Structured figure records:
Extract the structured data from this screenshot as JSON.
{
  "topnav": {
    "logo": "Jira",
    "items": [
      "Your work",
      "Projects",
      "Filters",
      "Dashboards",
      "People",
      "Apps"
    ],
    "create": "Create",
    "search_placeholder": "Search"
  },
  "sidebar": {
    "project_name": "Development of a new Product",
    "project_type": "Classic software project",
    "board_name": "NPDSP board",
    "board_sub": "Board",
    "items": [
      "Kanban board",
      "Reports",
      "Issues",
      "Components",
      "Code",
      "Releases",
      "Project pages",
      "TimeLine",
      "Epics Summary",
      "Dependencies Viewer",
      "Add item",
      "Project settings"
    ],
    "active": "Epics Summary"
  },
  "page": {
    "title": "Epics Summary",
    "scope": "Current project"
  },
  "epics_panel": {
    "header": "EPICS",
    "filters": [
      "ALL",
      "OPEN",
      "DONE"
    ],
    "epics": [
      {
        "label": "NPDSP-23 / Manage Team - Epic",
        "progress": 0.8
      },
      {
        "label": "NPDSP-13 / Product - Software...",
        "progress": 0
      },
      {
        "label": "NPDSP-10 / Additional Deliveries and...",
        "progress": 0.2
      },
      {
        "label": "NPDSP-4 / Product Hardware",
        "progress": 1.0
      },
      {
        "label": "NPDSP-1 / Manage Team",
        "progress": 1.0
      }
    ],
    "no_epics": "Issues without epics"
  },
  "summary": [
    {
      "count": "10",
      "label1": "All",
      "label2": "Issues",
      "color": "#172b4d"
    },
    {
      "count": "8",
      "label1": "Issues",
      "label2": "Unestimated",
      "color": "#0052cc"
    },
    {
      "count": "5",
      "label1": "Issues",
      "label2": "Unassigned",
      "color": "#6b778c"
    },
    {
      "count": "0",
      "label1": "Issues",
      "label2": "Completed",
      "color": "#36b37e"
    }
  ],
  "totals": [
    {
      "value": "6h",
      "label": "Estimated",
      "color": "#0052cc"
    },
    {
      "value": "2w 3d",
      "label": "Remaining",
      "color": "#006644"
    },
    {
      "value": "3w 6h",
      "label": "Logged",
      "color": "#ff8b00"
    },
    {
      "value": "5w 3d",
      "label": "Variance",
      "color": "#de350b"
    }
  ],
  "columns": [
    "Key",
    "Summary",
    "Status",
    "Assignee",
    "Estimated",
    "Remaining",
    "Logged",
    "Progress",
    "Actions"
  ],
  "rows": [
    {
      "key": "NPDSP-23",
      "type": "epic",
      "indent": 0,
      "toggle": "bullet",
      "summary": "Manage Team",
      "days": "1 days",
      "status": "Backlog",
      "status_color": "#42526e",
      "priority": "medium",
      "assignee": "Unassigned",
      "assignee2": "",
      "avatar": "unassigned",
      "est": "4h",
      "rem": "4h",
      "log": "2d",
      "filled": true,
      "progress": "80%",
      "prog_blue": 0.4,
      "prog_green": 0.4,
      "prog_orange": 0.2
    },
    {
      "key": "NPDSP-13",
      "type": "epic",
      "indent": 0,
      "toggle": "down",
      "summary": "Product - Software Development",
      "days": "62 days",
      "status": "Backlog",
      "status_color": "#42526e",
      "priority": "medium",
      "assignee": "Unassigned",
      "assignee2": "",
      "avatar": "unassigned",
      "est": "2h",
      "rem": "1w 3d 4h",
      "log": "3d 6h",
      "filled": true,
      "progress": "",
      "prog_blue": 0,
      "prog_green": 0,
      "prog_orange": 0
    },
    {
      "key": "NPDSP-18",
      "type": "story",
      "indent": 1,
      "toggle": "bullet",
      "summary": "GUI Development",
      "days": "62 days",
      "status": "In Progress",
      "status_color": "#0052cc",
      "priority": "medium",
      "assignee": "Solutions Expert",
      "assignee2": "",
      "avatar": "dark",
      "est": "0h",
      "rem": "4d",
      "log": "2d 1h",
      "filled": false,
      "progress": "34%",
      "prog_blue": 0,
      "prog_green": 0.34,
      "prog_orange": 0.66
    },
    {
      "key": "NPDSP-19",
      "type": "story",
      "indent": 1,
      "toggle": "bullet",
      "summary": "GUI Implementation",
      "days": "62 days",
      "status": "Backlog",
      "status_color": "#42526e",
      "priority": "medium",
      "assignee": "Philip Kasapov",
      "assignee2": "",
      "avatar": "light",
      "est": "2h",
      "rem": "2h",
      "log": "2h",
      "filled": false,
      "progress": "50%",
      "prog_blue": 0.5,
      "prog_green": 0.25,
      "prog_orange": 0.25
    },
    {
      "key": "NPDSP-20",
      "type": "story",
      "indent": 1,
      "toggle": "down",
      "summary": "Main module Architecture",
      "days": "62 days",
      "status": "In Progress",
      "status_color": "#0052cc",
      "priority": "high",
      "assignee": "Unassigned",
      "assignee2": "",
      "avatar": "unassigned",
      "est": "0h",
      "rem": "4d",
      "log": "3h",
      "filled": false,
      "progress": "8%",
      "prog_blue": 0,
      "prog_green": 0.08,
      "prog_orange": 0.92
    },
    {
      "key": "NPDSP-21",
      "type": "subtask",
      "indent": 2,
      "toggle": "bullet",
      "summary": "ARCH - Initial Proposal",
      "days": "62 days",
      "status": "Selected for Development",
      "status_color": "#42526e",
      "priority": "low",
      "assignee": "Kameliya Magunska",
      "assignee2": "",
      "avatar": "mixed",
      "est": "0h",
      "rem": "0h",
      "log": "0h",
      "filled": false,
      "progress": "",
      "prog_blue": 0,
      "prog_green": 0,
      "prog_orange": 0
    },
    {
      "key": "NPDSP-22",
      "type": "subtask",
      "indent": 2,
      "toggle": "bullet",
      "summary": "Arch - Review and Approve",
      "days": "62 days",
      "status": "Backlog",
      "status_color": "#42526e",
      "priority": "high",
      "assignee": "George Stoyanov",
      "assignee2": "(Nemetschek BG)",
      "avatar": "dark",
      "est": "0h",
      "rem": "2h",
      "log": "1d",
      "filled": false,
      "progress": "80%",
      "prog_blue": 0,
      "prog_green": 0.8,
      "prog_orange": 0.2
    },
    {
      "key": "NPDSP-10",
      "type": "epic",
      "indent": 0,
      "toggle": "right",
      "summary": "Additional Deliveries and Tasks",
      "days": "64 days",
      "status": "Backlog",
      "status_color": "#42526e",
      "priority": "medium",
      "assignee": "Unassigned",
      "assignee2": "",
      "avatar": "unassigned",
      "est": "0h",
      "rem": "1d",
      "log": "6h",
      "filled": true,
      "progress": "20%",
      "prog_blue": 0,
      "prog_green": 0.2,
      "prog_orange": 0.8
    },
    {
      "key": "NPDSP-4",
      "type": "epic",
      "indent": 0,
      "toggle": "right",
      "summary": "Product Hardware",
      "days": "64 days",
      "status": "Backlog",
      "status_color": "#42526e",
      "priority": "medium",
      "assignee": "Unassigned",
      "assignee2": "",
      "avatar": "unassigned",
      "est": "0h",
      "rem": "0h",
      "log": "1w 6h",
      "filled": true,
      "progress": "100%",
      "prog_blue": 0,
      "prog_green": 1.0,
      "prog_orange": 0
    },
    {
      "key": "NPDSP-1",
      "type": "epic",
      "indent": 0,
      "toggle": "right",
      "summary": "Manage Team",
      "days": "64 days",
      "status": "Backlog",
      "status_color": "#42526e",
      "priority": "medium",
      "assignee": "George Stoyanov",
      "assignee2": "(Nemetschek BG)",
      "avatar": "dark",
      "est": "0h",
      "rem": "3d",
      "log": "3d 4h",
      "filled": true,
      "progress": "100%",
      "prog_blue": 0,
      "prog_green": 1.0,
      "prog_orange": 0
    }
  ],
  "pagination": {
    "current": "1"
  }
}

WORK TO DO: From the records above, extract each line exactly as shown.

SOLUTION FOR THIS PROBLEM:
Extract the structured data from this screenshot as JSON.
{
  "topnav": {
    "logo": "Jira",
    "items": [
      "Your work",
      "Projects",
      "Filters",
      "Dashboards",
      "People",
      "Apps"
    ],
    "create": "Create",
    "search_placeholder": "Search"
  },
  "sidebar": {
    "project_name": "Development of a new Product",
    "project_type": "Classic software project",
    "board_name": "NPDSP board",
    "board_sub": "Board",
    "items": [
      "Kanban board",
      "Reports",
      "Issues",
      "Components",
      "Code",
      "Releases",
      "Project pages",
      "TimeLine",
      "Epics Summary",
      "Dependencies Viewer",
      "Add item",
      "Project settings"
    ],
    "active": "Epics Summary"
  },
  "page": {
    "title": "Epics Summary",
    "scope": "Current project"
  },
  "epics_panel": {
    "header": "EPICS",
    "filters": [
      "ALL",
      "OPEN",
      "DONE"
    ],
    "epics": [
      {
        "label": "NPDSP-23 / Manage Team - Epic",
        "progress": 0.8
      },
      {
        "label": "NPDSP-13 / Product - Software...",
        "progress": 0
      },
      {
        "label": "NPDSP-10 / Additional Deliveries and...",
        "progress": 0.2
      },
      {
        "label": "NPDSP-4 / Product Hardware",
        "progress": 1.0
      },
      {
        "label": "NPDSP-1 / Manage Team",
        "progress": 1.0
      }
    ],
    "no_epics": "Issues without epics"
  },
  "summary": [
    {
      "count": "10",
      "label1": "All",
      "label2": "Issues",
      "color": "#172b4d"
    },
    {
      "count": "8",
      "label1": "Issues",
      "label2": "Unestimated",
      "color": "#0052cc"
    },
    {
      "count": "5",
      "label1": "Issues",
      "label2": "Unassigned",
      "color": "#6b778c"
    },
    {
      "count": "0",
      "label1": "Issues",
      "label2": "Completed",
      "color": "#36b37e"
    }
  ],
  "totals": [
    {
      "value": "6h",
      "label": "Estimated",
      "color": "#0052cc"
    },
    {
      "value": "2w 3d",
      "label": "Remaining",
      "color": "#006644"
    },
    {
      "value": "3w 6h",
      "label": "Logged",
      "color": "#ff8b00"
    },
    {
      "value": "5w 3d",
      "label": "Variance",
      "color": "#de350b"
    }
  ],
  "columns": [
    "Key",
    "Summary",
    "Status",
    "Assignee",
    "Estimated",
    "Remaining",
    "Logged",
    "Progress",
    "Actions"
  ],
  "rows": [
    {
      "key": "NPDSP-23",
      "type": "epic",
      "indent": 0,
      "toggle": "bullet",
      "summary": "Manage Team",
      "days": "1 days",
      "status": "Backlog",
      "status_color": "#42526e",
      "priority": "medium",
      "assignee": "Unassigned",
      "assignee2": "",
      "avatar": "unassigned",
      "est": "4h",
      "rem": "4h",
      "log": "2d",
      "filled": true,
      "progress": "80%",
      "prog_blue": 0.4,
      "prog_green": 0.4,
      "prog_orange": 0.2
    },
    {
      "key": "NPDSP-13",
      "type": "epic",
      "indent": 0,
      "toggle": "down",
      "summary": "Product - Software Development",
      "days": "62 days",
      "status": "Backlog",
      "status_color": "#42526e",
      "priority": "medium",
      "assignee": "Unassigned",
      "assignee2": "",
      "avatar": "unassigned",
      "est": "2h",
      "rem": "1w 3d 4h",
      "log": "3d 6h",
      "filled": true,
      "progress": "",
      "prog_blue": 0,
      "prog_green": 0,
      "prog_orange": 0
    },
    {
      "key": "NPDSP-18",
      "type": "story",
      "indent": 1,
      "toggle": "bullet",
      "summary": "GUI Development",
      "days": "62 days",
      "status": "In Progress",
      "status_color": "#0052cc",
      "priority": "medium",
      "assignee": "Solutions Expert",
      "assignee2": "",
      "avatar": "dark",
      "est": "0h",
      "rem": "4d",
      "log": "2d 1h",
      "filled": false,
      "progress": "34%",
      "prog_blue": 0,
      "prog_green": 0.34,
      "prog_orange": 0.66
    },
    {
      "key": "NPDSP-19",
      "type": "story",
      "indent": 1,
      "toggle": "bullet",
      "summary": "GUI Implementation",
      "days": "62 days",
      "status": "Backlog",
      "status_color": "#42526e",
      "priority": "medium",
      "assignee": "Philip Kasapov",
      "assignee2": "",
      "avatar": "light",
      "est": "2h",
      "rem": "2h",
      "log": "2h",
      "filled": false,
      "progress": "50%",
      "prog_blue": 0.5,
      "prog_green": 0.25,
      "prog_orange": 0.25
    },
    {
      "key": "NPDSP-20",
      "type": "story",
      "indent": 1,
      "toggle": "down",
      "summary": "Main module Architecture",
      "days": "62 days",
      "status": "In Progress",
      "status_color": "#0052cc",
      "priority": "high",
      "assignee": "Unassigned",
      "assignee2": "",
      "avatar": "unassigned",
      "est": "0h",
      "rem": "4d",
      "log": "3h",
      "filled": false,
      "progress": "8%",
      "prog_blue": 0,
      "prog_green": 0.08,
      "prog_orange": 0.92
    },
    {
      "key": "NPDSP-21",
      "type": "subtask",
      "indent": 2,
      "toggle": "bullet",
      "summary": "ARCH - Initial Proposal",
      "days": "62 days",
      "status": "Selected for Development",
      "status_color": "#42526e",
      "priority": "low",
      "assignee": "Kameliya Magunska",
      "assignee2": "",
      "avatar": "mixed",
      "est": "0h",
      "rem": "0h",
      "log": "0h",
      "filled": false,
      "progress": "",
      "prog_blue": 0,
      "prog_green": 0,
      "prog_orange": 0
    },
    {
      "key": "NPDSP-22",
      "type": "subtask",
      "indent": 2,
      "toggle": "bullet",
      "summary": "Arch - Review and Approve",
      "days": "62 days",
      "status": "Backlog",
      "status_color": "#42526e",
      "priority": "high",
      "assignee": "George Stoyanov",
      "assignee2": "(Nemetschek BG)",
      "avatar": "dark",
      "est": "0h",
      "rem": "2h",
      "log": "1d",
      "filled": false,
      "progress": "80%",
      "prog_blue": 0,
      "prog_green": 0.8,
      "prog_orange": 0.2
    },
    {
      "key": "NPDSP-10",
      "type": "epic",
      "indent": 0,
      "toggle": "right",
      "summary": "Additional Deliveries and Tasks",
      "days": "64 days",
      "status": "Backlog",
      "status_color": "#42526e",
      "priority": "medium",
      "assignee": "Unassigned",
      "assignee2": "",
      "avatar": "unassigned",
      "est": "0h",
      "rem": "1d",
      "log": "6h",
      "filled": true,
      "progress": "20%",
      "prog_blue": 0,
      "prog_green": 0.2,
      "prog_orange": 0.8
    },
    {
      "key": "NPDSP-4",
      "type": "epic",
      "indent": 0,
      "toggle": "right",
      "summary": "Product Hardware",
      "days": "64 days",
      "status": "Backlog",
      "status_color": "#42526e",
      "priority": "medium",
      "assignee": "Unassigned",
      "assignee2": "",
      "avatar": "unassigned",
      "est": "0h",
      "rem": "0h",
      "log": "1w 6h",
      "filled": true,
      "progress": "100%",
      "prog_blue": 0,
      "prog_green": 1.0,
      "prog_orange": 0
    },
    {
      "key": "NPDSP-1",
      "type": "epic",
      "indent": 0,
      "toggle": "right",
      "summary": "Manage Team",
      "days": "64 days",
      "status": "Backlog",
      "status_color": "#42526e",
      "priority": "medium",
      "assignee": "George Stoyanov",
      "assignee2": "(Nemetschek BG)",
      "avatar": "dark",
      "est": "0h",
      "rem": "3d",
      "log": "3d 4h",
      "filled": true,
      "progress": "100%",
      "prog_blue": 0,
      "prog_green": 1.0,
      "prog_orange": 0
    }
  ],
  "pagination": {
    "current": "1"
  }
}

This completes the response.